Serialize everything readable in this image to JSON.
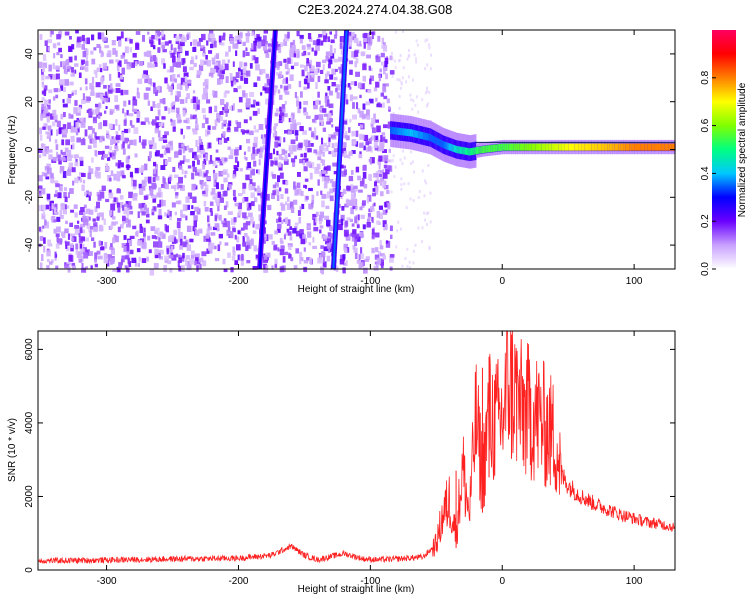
{
  "title": "C2E3.2024.274.04.38.G08",
  "chart_data": [
    {
      "type": "heatmap",
      "xlabel": "Height of straight line (km)",
      "ylabel": "Frequency (Hz)",
      "xlim": [
        -352,
        131
      ],
      "ylim": [
        -50,
        50
      ],
      "xticks": [
        -300,
        -200,
        -100,
        0,
        100
      ],
      "yticks": [
        -40,
        -20,
        0,
        20,
        40
      ],
      "colorbar": {
        "label": "Normalized spectral amplitude",
        "range": [
          0,
          1
        ],
        "ticks": [
          0.0,
          0.2,
          0.4,
          0.6,
          0.8
        ],
        "colormap": [
          "#ffffff",
          "#c8a0ff",
          "#6a00ff",
          "#0000ff",
          "#00c8ff",
          "#00ff80",
          "#80ff00",
          "#ffff00",
          "#ff8000",
          "#ff0000",
          "#ff0060"
        ]
      },
      "features": [
        {
          "kind": "streak",
          "x_at_top": -172,
          "x_at_bottom": -184,
          "amplitude": 0.3
        },
        {
          "kind": "streak",
          "x_at_top": -118,
          "x_at_bottom": -128,
          "amplitude": 0.35
        }
      ],
      "main_signal": {
        "x": [
          -85,
          -70,
          -55,
          -45,
          -35,
          -25,
          -15,
          0,
          20,
          50,
          80,
          100,
          131
        ],
        "freq": [
          8,
          7,
          5,
          2,
          0,
          -1,
          0,
          1,
          1,
          1,
          1,
          1,
          1
        ],
        "amplitude": [
          0.35,
          0.4,
          0.35,
          0.35,
          0.45,
          0.5,
          0.55,
          0.55,
          0.6,
          0.7,
          0.75,
          0.8,
          0.8
        ]
      }
    },
    {
      "type": "line",
      "xlabel": "Height of straight line (km)",
      "ylabel": "SNR (10 * v/v)",
      "xlim": [
        -352,
        131
      ],
      "ylim": [
        0,
        6500
      ],
      "xticks": [
        -300,
        -200,
        -100,
        0,
        100
      ],
      "yticks": [
        0,
        2000,
        4000,
        6000
      ],
      "series": [
        {
          "color": "#ff2020",
          "x": [
            -352,
            -300,
            -250,
            -200,
            -175,
            -160,
            -150,
            -140,
            -120,
            -105,
            -95,
            -80,
            -60,
            -50,
            -45,
            -40,
            -35,
            -30,
            -25,
            -20,
            -15,
            -10,
            -5,
            0,
            5,
            10,
            15,
            20,
            25,
            30,
            35,
            40,
            45,
            50,
            60,
            70,
            80,
            90,
            100,
            110,
            120,
            131
          ],
          "y": [
            250,
            270,
            300,
            320,
            400,
            650,
            400,
            280,
            450,
            300,
            280,
            300,
            350,
            700,
            1500,
            1900,
            1000,
            2800,
            1500,
            4100,
            2600,
            4200,
            4000,
            4100,
            5200,
            4800,
            4300,
            4300,
            4200,
            4000,
            3800,
            3600,
            2600,
            2300,
            2000,
            1800,
            1650,
            1500,
            1400,
            1300,
            1250,
            1150
          ],
          "peaks": [
            {
              "x": -10,
              "y": 5800
            },
            {
              "x": 7,
              "y": 6400
            },
            {
              "x": -35,
              "y": 2700
            },
            {
              "x": -15,
              "y": 5500
            }
          ]
        }
      ]
    }
  ]
}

**Set task:**
Repeat each entry exactly as it appears; skip any picture.

**The solution:**
Serialize everything readable in this image to JSON.
{
  "title": "C2E3.2024.274.04.38.G08",
  "chart_data": [
    {
      "type": "heatmap",
      "xlabel": "Height of straight line (km)",
      "ylabel": "Frequency (Hz)",
      "xlim": [
        -352,
        131
      ],
      "ylim": [
        -50,
        50
      ],
      "xticks": [
        -300,
        -200,
        -100,
        0,
        100
      ],
      "yticks": [
        -40,
        -20,
        0,
        20,
        40
      ],
      "colorbar": {
        "label": "Normalized spectral amplitude",
        "range": [
          0,
          1
        ],
        "ticks": [
          0.0,
          0.2,
          0.4,
          0.6,
          0.8
        ],
        "colormap": [
          "#ffffff",
          "#c8a0ff",
          "#6a00ff",
          "#0000ff",
          "#00c8ff",
          "#00ff80",
          "#80ff00",
          "#ffff00",
          "#ff8000",
          "#ff0000",
          "#ff0060"
        ]
      },
      "features": [
        {
          "kind": "streak",
          "x_at_top": -172,
          "x_at_bottom": -184,
          "amplitude": 0.3
        },
        {
          "kind": "streak",
          "x_at_top": -118,
          "x_at_bottom": -128,
          "amplitude": 0.35
        }
      ],
      "main_signal": {
        "x": [
          -85,
          -70,
          -55,
          -45,
          -35,
          -25,
          -15,
          0,
          20,
          50,
          80,
          100,
          131
        ],
        "freq": [
          8,
          7,
          5,
          2,
          0,
          -1,
          0,
          1,
          1,
          1,
          1,
          1,
          1
        ],
        "amplitude": [
          0.35,
          0.4,
          0.35,
          0.35,
          0.45,
          0.5,
          0.55,
          0.55,
          0.6,
          0.7,
          0.75,
          0.8,
          0.8
        ]
      }
    },
    {
      "type": "line",
      "xlabel": "Height of straight line (km)",
      "ylabel": "SNR (10 * v/v)",
      "xlim": [
        -352,
        131
      ],
      "ylim": [
        0,
        6500
      ],
      "xticks": [
        -300,
        -200,
        -100,
        0,
        100
      ],
      "yticks": [
        0,
        2000,
        4000,
        6000
      ],
      "series": [
        {
          "color": "#ff2020",
          "x": [
            -352,
            -300,
            -250,
            -200,
            -175,
            -160,
            -150,
            -140,
            -120,
            -105,
            -95,
            -80,
            -60,
            -50,
            -45,
            -40,
            -35,
            -30,
            -25,
            -20,
            -15,
            -10,
            -5,
            0,
            5,
            10,
            15,
            20,
            25,
            30,
            35,
            40,
            45,
            50,
            60,
            70,
            80,
            90,
            100,
            110,
            120,
            131
          ],
          "y": [
            250,
            270,
            300,
            320,
            400,
            650,
            400,
            280,
            450,
            300,
            280,
            300,
            350,
            700,
            1500,
            1900,
            1000,
            2800,
            1500,
            4100,
            2600,
            4200,
            4000,
            4100,
            5200,
            4800,
            4300,
            4300,
            4200,
            4000,
            3800,
            3600,
            2600,
            2300,
            2000,
            1800,
            1650,
            1500,
            1400,
            1300,
            1250,
            1150
          ],
          "peaks": [
            {
              "x": -10,
              "y": 5800
            },
            {
              "x": 7,
              "y": 6400
            },
            {
              "x": -35,
              "y": 2700
            },
            {
              "x": -15,
              "y": 5500
            }
          ]
        }
      ]
    }
  ]
}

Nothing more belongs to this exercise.